◆ YOUR INSTRUCTIONS ◆
Nothing before the line containing "Give me the" belongs in the answer; quote that line and all lines after it through the end of the material, word for word.

◆ SUPPLIED MATERIAL ◆
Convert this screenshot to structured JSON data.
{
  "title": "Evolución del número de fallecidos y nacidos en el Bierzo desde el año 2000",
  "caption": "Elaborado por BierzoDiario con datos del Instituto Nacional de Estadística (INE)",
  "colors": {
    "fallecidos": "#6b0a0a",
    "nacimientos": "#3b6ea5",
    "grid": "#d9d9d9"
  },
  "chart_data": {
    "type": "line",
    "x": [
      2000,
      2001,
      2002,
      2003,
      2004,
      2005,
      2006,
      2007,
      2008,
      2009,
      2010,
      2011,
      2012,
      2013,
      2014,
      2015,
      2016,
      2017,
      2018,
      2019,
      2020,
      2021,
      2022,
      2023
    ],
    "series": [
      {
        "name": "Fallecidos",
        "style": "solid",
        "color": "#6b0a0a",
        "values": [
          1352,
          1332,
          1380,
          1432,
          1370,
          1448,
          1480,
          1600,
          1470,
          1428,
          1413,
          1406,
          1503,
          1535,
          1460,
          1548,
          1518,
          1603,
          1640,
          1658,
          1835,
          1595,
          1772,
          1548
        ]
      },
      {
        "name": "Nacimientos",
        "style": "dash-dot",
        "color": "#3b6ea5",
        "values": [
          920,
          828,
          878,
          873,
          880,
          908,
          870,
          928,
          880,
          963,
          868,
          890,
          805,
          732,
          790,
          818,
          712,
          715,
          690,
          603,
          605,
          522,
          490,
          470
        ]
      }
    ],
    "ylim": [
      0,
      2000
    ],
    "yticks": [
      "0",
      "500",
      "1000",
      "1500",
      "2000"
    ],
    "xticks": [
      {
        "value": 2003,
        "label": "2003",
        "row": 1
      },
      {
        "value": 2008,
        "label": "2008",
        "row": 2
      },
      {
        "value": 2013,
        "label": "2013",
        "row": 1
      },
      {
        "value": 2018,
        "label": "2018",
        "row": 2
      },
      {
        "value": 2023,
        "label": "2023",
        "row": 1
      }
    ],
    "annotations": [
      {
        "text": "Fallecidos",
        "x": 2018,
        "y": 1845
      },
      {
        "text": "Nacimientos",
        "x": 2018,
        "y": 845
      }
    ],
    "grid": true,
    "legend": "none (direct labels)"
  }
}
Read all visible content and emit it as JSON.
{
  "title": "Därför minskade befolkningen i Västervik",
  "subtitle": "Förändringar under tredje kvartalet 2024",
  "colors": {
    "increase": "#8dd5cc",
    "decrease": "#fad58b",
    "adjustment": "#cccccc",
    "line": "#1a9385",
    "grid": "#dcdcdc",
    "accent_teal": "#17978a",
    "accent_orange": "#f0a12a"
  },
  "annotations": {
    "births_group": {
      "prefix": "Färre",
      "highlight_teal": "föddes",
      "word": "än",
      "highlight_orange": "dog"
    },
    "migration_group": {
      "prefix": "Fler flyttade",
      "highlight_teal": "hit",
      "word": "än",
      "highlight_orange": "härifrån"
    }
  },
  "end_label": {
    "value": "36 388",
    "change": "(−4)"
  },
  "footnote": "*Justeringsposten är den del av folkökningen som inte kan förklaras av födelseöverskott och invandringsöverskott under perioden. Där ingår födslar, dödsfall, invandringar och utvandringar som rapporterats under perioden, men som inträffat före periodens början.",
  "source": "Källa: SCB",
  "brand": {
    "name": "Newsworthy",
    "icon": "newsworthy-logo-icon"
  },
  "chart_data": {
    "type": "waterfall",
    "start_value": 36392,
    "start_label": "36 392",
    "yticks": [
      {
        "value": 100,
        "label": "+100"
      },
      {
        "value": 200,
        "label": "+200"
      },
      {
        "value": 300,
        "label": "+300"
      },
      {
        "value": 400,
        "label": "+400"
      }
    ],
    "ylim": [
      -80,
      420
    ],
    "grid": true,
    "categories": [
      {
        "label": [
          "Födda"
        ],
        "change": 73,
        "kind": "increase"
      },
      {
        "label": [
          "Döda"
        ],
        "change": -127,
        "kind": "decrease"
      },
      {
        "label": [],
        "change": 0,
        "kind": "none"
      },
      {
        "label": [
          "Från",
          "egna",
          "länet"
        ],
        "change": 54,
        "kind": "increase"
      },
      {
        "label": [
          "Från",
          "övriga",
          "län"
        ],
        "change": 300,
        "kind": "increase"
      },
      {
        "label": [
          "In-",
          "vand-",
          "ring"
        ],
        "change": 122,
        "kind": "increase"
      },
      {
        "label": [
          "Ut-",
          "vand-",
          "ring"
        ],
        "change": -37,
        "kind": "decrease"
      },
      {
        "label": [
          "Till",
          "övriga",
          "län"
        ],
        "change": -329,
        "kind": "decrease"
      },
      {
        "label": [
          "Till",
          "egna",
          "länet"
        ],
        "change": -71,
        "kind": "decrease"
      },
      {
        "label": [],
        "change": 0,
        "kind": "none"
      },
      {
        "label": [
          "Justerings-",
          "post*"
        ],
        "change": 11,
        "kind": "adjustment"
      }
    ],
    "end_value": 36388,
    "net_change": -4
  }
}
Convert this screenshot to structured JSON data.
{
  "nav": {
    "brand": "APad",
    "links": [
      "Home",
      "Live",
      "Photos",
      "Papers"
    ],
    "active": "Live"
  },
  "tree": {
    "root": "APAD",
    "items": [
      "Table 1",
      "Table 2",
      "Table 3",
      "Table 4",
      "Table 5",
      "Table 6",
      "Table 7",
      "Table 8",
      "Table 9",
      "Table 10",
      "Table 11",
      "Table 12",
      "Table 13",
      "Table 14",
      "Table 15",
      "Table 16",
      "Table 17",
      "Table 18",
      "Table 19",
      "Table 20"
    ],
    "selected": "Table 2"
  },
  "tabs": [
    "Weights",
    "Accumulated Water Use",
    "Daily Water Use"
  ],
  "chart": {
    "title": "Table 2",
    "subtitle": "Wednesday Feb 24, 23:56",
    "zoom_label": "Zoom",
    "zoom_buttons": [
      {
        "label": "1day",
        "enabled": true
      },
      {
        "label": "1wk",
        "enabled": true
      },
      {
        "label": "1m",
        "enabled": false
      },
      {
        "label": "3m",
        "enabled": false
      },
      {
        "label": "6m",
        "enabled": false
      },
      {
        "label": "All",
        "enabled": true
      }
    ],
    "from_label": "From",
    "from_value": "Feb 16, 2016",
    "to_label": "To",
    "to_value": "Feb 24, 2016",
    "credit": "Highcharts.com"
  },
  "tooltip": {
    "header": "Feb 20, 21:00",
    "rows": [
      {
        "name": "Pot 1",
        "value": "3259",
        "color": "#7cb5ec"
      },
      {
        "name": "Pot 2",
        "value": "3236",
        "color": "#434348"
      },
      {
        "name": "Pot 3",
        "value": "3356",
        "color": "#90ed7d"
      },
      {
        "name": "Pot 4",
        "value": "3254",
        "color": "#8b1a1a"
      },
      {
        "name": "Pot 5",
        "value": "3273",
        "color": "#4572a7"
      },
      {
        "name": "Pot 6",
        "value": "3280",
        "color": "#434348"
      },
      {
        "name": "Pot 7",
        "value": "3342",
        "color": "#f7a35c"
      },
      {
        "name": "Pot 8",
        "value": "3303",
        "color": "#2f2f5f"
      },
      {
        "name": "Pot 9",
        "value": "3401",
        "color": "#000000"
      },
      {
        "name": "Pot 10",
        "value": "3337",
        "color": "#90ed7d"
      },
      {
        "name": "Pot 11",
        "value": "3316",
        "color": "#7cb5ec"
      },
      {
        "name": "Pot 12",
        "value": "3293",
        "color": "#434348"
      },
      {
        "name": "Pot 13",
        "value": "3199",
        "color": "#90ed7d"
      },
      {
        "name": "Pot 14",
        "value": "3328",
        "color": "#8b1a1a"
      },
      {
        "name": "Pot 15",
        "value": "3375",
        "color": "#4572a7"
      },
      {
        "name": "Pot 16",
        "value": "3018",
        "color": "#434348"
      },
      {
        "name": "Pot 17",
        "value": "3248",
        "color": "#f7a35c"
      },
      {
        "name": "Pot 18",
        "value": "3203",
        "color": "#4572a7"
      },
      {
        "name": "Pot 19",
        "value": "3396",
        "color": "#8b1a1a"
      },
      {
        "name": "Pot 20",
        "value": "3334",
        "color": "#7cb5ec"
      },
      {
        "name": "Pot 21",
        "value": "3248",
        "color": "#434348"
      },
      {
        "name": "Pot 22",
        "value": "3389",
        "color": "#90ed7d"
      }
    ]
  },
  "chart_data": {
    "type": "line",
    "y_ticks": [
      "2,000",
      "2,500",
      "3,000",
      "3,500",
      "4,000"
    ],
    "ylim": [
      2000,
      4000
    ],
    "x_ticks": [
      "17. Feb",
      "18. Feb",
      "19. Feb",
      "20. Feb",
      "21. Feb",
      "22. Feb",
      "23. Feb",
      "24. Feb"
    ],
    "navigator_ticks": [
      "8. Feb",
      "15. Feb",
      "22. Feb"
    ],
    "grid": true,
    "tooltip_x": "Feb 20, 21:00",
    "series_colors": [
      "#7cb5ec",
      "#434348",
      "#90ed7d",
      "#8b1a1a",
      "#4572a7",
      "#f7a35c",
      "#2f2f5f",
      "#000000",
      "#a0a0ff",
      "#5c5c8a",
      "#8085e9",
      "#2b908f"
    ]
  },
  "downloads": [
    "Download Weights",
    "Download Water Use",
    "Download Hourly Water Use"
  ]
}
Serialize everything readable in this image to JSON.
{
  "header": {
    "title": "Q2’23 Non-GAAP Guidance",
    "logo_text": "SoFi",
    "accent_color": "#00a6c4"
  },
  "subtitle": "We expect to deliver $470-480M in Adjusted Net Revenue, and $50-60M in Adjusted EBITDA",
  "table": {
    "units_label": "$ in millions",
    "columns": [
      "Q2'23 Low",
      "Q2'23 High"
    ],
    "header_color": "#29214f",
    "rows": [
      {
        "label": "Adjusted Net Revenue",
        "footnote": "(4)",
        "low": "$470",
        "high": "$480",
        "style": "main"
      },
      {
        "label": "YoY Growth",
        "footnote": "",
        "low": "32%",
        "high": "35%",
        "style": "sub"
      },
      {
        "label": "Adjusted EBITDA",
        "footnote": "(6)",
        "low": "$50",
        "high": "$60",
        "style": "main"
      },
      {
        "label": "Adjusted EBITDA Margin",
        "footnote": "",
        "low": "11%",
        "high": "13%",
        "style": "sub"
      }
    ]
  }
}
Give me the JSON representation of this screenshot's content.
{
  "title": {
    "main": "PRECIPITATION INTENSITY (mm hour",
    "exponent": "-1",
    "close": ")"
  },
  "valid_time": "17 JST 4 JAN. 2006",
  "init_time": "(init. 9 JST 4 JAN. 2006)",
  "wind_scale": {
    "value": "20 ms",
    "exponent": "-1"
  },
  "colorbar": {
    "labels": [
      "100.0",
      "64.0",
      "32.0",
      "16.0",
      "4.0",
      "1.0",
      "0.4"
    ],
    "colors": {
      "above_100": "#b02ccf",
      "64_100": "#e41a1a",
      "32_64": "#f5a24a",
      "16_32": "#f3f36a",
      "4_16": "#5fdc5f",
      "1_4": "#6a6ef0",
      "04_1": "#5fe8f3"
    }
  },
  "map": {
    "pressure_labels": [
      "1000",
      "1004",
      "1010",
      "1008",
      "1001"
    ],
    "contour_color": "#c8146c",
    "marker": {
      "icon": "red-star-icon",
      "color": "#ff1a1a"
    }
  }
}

◆ TASK ANSWER ◆
Give me the JSON representation of this screenshot's content.
{
  "title": {
    "main": "PRECIPITATION INTENSITY (mm hour",
    "exponent": "-1",
    "close": ")"
  },
  "valid_time": "17 JST 4 JAN. 2006",
  "init_time": "(init. 9 JST 4 JAN. 2006)",
  "wind_scale": {
    "value": "20 ms",
    "exponent": "-1"
  },
  "colorbar": {
    "labels": [
      "100.0",
      "64.0",
      "32.0",
      "16.0",
      "4.0",
      "1.0",
      "0.4"
    ],
    "colors": {
      "above_100": "#b02ccf",
      "64_100": "#e41a1a",
      "32_64": "#f5a24a",
      "16_32": "#f3f36a",
      "4_16": "#5fdc5f",
      "1_4": "#6a6ef0",
      "04_1": "#5fe8f3"
    }
  },
  "map": {
    "pressure_labels": [
      "1000",
      "1004",
      "1010",
      "1008",
      "1001"
    ],
    "contour_color": "#c8146c",
    "marker": {
      "icon": "red-star-icon",
      "color": "#ff1a1a"
    }
  }
}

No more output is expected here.